* [PROBLEM TO SOLVE]
Convert every line of the records below into a numbered list, omitting any blank lines.

[Collected data entries]
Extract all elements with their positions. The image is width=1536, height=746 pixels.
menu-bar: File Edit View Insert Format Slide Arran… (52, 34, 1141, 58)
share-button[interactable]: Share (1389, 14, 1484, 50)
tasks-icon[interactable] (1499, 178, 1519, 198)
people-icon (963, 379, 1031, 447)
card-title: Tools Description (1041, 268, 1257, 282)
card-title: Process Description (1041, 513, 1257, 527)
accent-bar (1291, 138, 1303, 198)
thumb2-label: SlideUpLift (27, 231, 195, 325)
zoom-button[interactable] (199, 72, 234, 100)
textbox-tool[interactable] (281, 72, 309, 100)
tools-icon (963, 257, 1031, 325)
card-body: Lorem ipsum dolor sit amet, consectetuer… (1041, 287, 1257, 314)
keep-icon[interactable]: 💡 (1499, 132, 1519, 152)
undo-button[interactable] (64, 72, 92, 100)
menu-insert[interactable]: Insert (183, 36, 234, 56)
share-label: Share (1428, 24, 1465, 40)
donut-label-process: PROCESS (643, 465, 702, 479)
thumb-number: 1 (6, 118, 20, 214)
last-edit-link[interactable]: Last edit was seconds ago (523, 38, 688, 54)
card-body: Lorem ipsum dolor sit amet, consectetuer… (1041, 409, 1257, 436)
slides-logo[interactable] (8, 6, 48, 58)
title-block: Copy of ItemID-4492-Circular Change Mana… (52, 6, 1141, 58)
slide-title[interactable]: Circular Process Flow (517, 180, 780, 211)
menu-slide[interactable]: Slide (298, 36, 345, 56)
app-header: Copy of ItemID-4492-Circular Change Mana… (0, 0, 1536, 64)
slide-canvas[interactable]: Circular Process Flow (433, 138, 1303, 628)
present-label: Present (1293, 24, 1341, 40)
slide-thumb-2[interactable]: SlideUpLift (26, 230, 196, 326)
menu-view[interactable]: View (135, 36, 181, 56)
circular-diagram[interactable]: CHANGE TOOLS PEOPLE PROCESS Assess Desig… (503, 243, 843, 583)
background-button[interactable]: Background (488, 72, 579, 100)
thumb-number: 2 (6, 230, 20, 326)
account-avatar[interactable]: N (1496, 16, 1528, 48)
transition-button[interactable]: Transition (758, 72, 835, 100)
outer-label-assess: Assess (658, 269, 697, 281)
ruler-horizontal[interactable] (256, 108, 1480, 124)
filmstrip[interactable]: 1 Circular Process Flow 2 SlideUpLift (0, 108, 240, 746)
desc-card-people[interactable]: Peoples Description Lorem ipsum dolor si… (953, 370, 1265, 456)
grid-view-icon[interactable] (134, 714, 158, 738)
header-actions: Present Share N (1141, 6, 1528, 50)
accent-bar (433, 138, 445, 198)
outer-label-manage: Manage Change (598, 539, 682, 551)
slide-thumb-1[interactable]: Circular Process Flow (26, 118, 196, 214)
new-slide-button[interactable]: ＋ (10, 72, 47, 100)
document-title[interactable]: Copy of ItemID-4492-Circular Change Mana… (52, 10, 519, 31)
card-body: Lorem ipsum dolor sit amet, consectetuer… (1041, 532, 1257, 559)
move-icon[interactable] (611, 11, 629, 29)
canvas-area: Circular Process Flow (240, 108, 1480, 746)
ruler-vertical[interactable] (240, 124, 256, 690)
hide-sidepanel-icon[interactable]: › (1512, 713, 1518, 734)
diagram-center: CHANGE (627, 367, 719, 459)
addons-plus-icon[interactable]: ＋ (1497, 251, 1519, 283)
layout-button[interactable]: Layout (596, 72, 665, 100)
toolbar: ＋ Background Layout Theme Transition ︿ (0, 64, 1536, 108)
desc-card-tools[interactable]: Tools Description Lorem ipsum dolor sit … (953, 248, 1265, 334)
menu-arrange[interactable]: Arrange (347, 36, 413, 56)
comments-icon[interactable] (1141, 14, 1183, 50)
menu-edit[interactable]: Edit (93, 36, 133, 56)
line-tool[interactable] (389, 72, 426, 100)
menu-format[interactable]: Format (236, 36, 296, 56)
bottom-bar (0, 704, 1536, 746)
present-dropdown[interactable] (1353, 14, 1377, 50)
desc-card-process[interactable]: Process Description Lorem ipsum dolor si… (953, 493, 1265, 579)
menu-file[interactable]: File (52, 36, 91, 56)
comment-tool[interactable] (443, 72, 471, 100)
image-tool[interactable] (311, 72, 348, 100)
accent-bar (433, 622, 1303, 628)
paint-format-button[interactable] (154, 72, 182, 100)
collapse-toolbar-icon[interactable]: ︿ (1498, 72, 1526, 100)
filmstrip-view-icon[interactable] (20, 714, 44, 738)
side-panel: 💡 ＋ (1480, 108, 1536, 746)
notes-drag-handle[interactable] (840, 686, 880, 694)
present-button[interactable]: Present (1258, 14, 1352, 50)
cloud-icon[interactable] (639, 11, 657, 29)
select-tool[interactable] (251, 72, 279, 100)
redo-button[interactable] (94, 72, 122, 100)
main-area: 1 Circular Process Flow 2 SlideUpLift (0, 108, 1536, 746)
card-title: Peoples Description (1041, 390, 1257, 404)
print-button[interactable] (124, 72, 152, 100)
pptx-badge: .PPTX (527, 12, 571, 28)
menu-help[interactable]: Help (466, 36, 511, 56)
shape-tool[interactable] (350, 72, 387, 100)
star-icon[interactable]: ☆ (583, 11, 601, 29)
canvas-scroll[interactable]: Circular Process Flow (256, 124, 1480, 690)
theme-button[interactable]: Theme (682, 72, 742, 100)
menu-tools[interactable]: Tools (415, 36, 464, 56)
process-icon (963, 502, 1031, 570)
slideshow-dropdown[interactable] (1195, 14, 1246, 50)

* [RESPONSE TO THIS EXERCISE]
1. Extract all elements with their positions. The image is width=1536, height=746 pixels.
2. menu-bar: File Edit View Insert Format Slide Arran… (52, 34, 1141, 58)
3. share-button[interactable]: Share (1389, 14, 1484, 50)
4. tasks-icon[interactable] (1499, 178, 1519, 198)
5. people-icon (963, 379, 1031, 447)
6. card-title: Tools Description (1041, 268, 1257, 282)
7. card-title: Process Description (1041, 513, 1257, 527)
8. accent-bar (1291, 138, 1303, 198)
9. thumb2-label: SlideUpLift (27, 231, 195, 325)
10. zoom-button[interactable] (199, 72, 234, 100)
11. textbox-tool[interactable] (281, 72, 309, 100)
12. tools-icon (963, 257, 1031, 325)
13. card-body: Lorem ipsum dolor sit amet, consectetuer… (1041, 287, 1257, 314)
14. keep-icon[interactable]: 💡 (1499, 132, 1519, 152)
15. undo-button[interactable] (64, 72, 92, 100)
16. menu-insert[interactable]: Insert (183, 36, 234, 56)
17. share-label: Share (1428, 24, 1465, 40)
18. donut-label-process: PROCESS (643, 465, 702, 479)
19. thumb-number: 1 (6, 118, 20, 214)
20. last-edit-link[interactable]: Last edit was seconds ago (523, 38, 688, 54)
21. card-body: Lorem ipsum dolor sit amet, consectetuer… (1041, 409, 1257, 436)
22. slides-logo[interactable] (8, 6, 48, 58)
23. title-block: Copy of ItemID-4492-Circular Change Mana… (52, 6, 1141, 58)
24. slide-title[interactable]: Circular Process Flow (517, 180, 780, 211)
25. menu-slide[interactable]: Slide (298, 36, 345, 56)
26. app-header: Copy of ItemID-4492-Circular Change Mana… (0, 0, 1536, 64)
27. slide-canvas[interactable]: Circular Process Flow (433, 138, 1303, 628)
28. present-label: Present (1293, 24, 1341, 40)
29. slide-thumb-2[interactable]: SlideUpLift (26, 230, 196, 326)
30. menu-view[interactable]: View (135, 36, 181, 56)
31. circular-diagram[interactable]: CHANGE TOOLS PEOPLE PROCESS Assess Desig… (503, 243, 843, 583)
32. background-button[interactable]: Background (488, 72, 579, 100)
33. thumb-number: 2 (6, 230, 20, 326)
34. account-avatar[interactable]: N (1496, 16, 1528, 48)
35. transition-button[interactable]: Transition (758, 72, 835, 100)
36. outer-label-assess: Assess (658, 269, 697, 281)
37. ruler-horizontal[interactable] (256, 108, 1480, 124)
38. filmstrip[interactable]: 1 Circular Process Flow 2 SlideUpLift (0, 108, 240, 746)
39. desc-card-people[interactable]: Peoples Description Lorem ipsum dolor si… (953, 370, 1265, 456)
40. grid-view-icon[interactable] (134, 714, 158, 738)
41. header-actions: Present Share N (1141, 6, 1528, 50)
42. accent-bar (433, 138, 445, 198)
43. outer-label-manage: Manage Change (598, 539, 682, 551)
44. slide-thumb-1[interactable]: Circular Process Flow (26, 118, 196, 214)
45. new-slide-button[interactable]: ＋ (10, 72, 47, 100)
46. document-title[interactable]: Copy of ItemID-4492-Circular Change Mana… (52, 10, 519, 31)
47. card-body: Lorem ipsum dolor sit amet, consectetuer… (1041, 532, 1257, 559)
48. move-icon[interactable] (611, 11, 629, 29)
49. canvas-area: Circular Process Flow (240, 108, 1480, 746)
50. ruler-vertical[interactable] (240, 124, 256, 690)
51. hide-sidepanel-icon[interactable]: › (1512, 713, 1518, 734)
52. diagram-center: CHANGE (627, 367, 719, 459)
53. addons-plus-icon[interactable]: ＋ (1497, 251, 1519, 283)
54. layout-button[interactable]: Layout (596, 72, 665, 100)
55. toolbar: ＋ Background Layout Theme Transition ︿ (0, 64, 1536, 108)
56. desc-card-tools[interactable]: Tools Description Lorem ipsum dolor sit … (953, 248, 1265, 334)
57. menu-arrange[interactable]: Arrange (347, 36, 413, 56)
58. comments-icon[interactable] (1141, 14, 1183, 50)
59. menu-edit[interactable]: Edit (93, 36, 133, 56)
60. line-tool[interactable] (389, 72, 426, 100)
61. menu-format[interactable]: Format (236, 36, 296, 56)
62. bottom-bar (0, 704, 1536, 746)
63. present-dropdown[interactable] (1353, 14, 1377, 50)
64. desc-card-process[interactable]: Process Description Lorem ipsum dolor si… (953, 493, 1265, 579)
65. menu-file[interactable]: File (52, 36, 91, 56)
66. comment-tool[interactable] (443, 72, 471, 100)
67. image-tool[interactable] (311, 72, 348, 100)
68. accent-bar (433, 622, 1303, 628)
69. paint-format-button[interactable] (154, 72, 182, 100)
70. collapse-toolbar-icon[interactable]: ︿ (1498, 72, 1526, 100)
71. filmstrip-view-icon[interactable] (20, 714, 44, 738)
72. side-panel: 💡 ＋ (1480, 108, 1536, 746)
73. notes-drag-handle[interactable] (840, 686, 880, 694)
74. present-button[interactable]: Present (1258, 14, 1352, 50)
75. cloud-icon[interactable] (639, 11, 657, 29)
76. select-tool[interactable] (251, 72, 279, 100)
77. redo-button[interactable] (94, 72, 122, 100)
78. main-area: 1 Circular Process Flow 2 SlideUpLift (0, 108, 1536, 746)
79. card-title: Peoples Description (1041, 390, 1257, 404)
80. print-button[interactable] (124, 72, 152, 100)
81. pptx-badge: .PPTX (527, 12, 571, 28)
82. menu-help[interactable]: Help (466, 36, 511, 56)
83. shape-tool[interactable] (350, 72, 387, 100)
84. star-icon[interactable]: ☆ (583, 11, 601, 29)
85. canvas-scroll[interactable]: Circular Process Flow (256, 124, 1480, 690)
86. theme-button[interactable]: Theme (682, 72, 742, 100)
87. menu-tools[interactable]: Tools (415, 36, 464, 56)
88. process-icon (963, 502, 1031, 570)
89. slideshow-dropdown[interactable] (1195, 14, 1246, 50)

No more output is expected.